EXERCISE AIM - Keep the images out and copy every entry below exactly.

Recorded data
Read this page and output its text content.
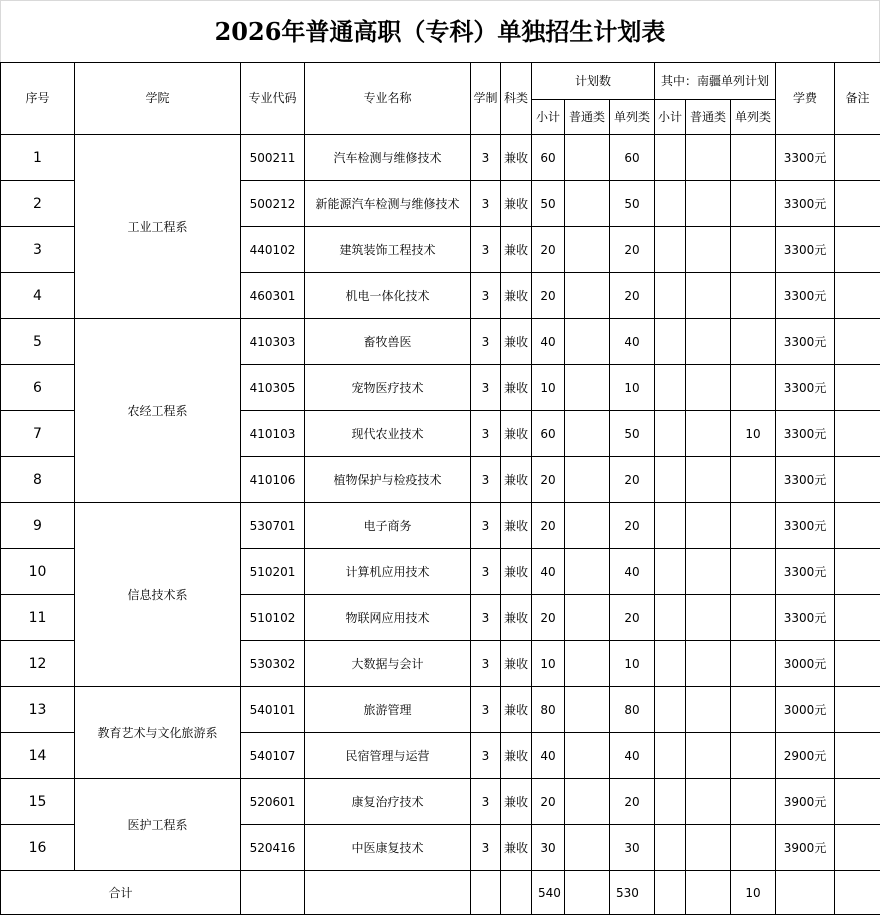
2026年普通高职（专科）单独招生计划表
序号	学院	专业代码	专业名称	学制	科类	计划数			其中：南疆单列计划			学费	备注
						小计	普通类	单列类	小计	普通类	单列类		
1	工业工程系	500211	汽车检测与维修技术	3	兼收	60		60				3300元	
2		500212	新能源汽车检测与维修技术	3	兼收	50		50				3300元	
3		440102	建筑装饰工程技术	3	兼收	20		20				3300元	
4		460301	机电一体化技术	3	兼收	20		20				3300元	
5	农经工程系	410303	畜牧兽医	3	兼收	40		40				3300元	
6		410305	宠物医疗技术	3	兼收	10		10				3300元	
7		410103	现代农业技术	3	兼收	60		50			10	3300元	
8		410106	植物保护与检疫技术	3	兼收	20		20				3300元	
9	信息技术系	530701	电子商务	3	兼收	20		20				3300元	
10		510201	计算机应用技术	3	兼收	40		40				3300元	
11		510102	物联网应用技术	3	兼收	20		20				3300元	
12		530302	大数据与会计	3	兼收	10		10				3000元	
13	教育艺术与文化旅游系	540101	旅游管理	3	兼收	80		80				3000元	
14		540107	民宿管理与运营	3	兼收	40		40				2900元	
15	医护工程系	520601	康复治疗技术	3	兼收	20		20				3900元	
16		520416	中医康复技术	3	兼收	30		30				3900元	
合计						540		530			10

SOLUTION -
Read this page and output its text content.
2026年普通高职（专科）单独招生计划表
序号	学院	专业代码	专业名称	学制	科类	计划数			其中：南疆单列计划			学费	备注
						小计	普通类	单列类	小计	普通类	单列类		
1	工业工程系	500211	汽车检测与维修技术	3	兼收	60		60				3300元	
2		500212	新能源汽车检测与维修技术	3	兼收	50		50				3300元	
3		440102	建筑装饰工程技术	3	兼收	20		20				3300元	
4		460301	机电一体化技术	3	兼收	20		20				3300元	
5	农经工程系	410303	畜牧兽医	3	兼收	40		40				3300元	
6		410305	宠物医疗技术	3	兼收	10		10				3300元	
7		410103	现代农业技术	3	兼收	60		50			10	3300元	
8		410106	植物保护与检疫技术	3	兼收	20		20				3300元	
9	信息技术系	530701	电子商务	3	兼收	20		20				3300元	
10		510201	计算机应用技术	3	兼收	40		40				3300元	
11		510102	物联网应用技术	3	兼收	20		20				3300元	
12		530302	大数据与会计	3	兼收	10		10				3000元	
13	教育艺术与文化旅游系	540101	旅游管理	3	兼收	80		80				3000元	
14		540107	民宿管理与运营	3	兼收	40		40				2900元	
15	医护工程系	520601	康复治疗技术	3	兼收	20		20				3900元	
16		520416	中医康复技术	3	兼收	30		30				3900元	
合计						540		530			10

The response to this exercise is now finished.